* begin Provided records *

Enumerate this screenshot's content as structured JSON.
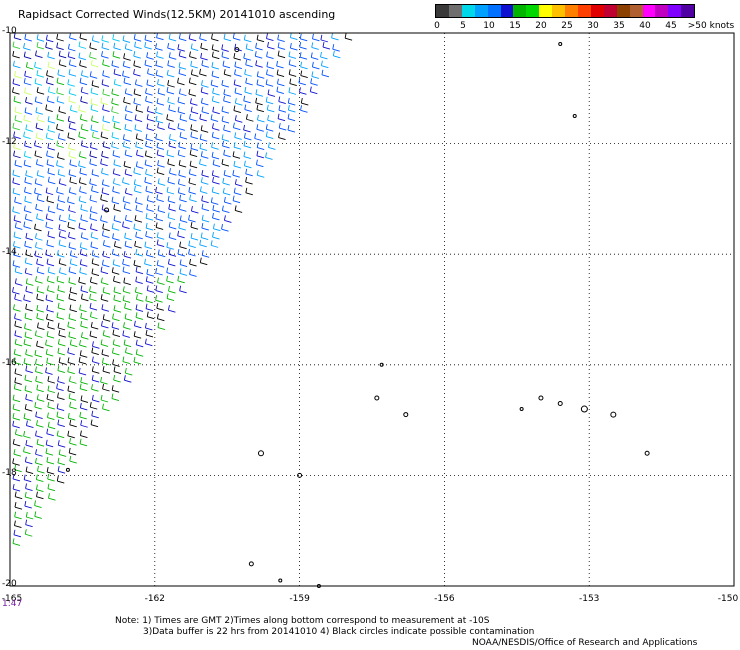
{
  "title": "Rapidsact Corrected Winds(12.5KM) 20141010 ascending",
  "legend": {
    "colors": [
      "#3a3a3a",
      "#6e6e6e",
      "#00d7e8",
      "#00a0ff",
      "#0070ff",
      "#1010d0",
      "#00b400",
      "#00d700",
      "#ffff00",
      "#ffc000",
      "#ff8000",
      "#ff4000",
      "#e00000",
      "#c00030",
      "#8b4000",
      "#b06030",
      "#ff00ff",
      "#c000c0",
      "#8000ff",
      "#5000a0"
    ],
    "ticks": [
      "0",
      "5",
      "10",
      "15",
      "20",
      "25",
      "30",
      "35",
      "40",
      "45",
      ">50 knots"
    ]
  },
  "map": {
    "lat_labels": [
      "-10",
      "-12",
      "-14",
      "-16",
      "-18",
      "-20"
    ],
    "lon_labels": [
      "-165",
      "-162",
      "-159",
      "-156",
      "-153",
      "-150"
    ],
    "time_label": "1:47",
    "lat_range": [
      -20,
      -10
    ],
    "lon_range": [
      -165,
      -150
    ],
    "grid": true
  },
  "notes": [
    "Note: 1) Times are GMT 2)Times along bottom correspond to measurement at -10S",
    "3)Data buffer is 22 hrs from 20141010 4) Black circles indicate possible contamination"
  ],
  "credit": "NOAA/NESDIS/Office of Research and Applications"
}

* end Provided records *

Given request: Each record should be quoted exactly, with the images omitted.

Reply:
Enumerate this screenshot's content as structured JSON.
{
  "title": "Rapidsact Corrected Winds(12.5KM) 20141010 ascending",
  "legend": {
    "colors": [
      "#3a3a3a",
      "#6e6e6e",
      "#00d7e8",
      "#00a0ff",
      "#0070ff",
      "#1010d0",
      "#00b400",
      "#00d700",
      "#ffff00",
      "#ffc000",
      "#ff8000",
      "#ff4000",
      "#e00000",
      "#c00030",
      "#8b4000",
      "#b06030",
      "#ff00ff",
      "#c000c0",
      "#8000ff",
      "#5000a0"
    ],
    "ticks": [
      "0",
      "5",
      "10",
      "15",
      "20",
      "25",
      "30",
      "35",
      "40",
      "45",
      ">50 knots"
    ]
  },
  "map": {
    "lat_labels": [
      "-10",
      "-12",
      "-14",
      "-16",
      "-18",
      "-20"
    ],
    "lon_labels": [
      "-165",
      "-162",
      "-159",
      "-156",
      "-153",
      "-150"
    ],
    "time_label": "1:47",
    "lat_range": [
      -20,
      -10
    ],
    "lon_range": [
      -165,
      -150
    ],
    "grid": true
  },
  "notes": [
    "Note: 1) Times are GMT 2)Times along bottom correspond to measurement at -10S",
    "3)Data buffer is 22 hrs from 20141010 4) Black circles indicate possible contamination"
  ],
  "credit": "NOAA/NESDIS/Office of Research and Applications"
}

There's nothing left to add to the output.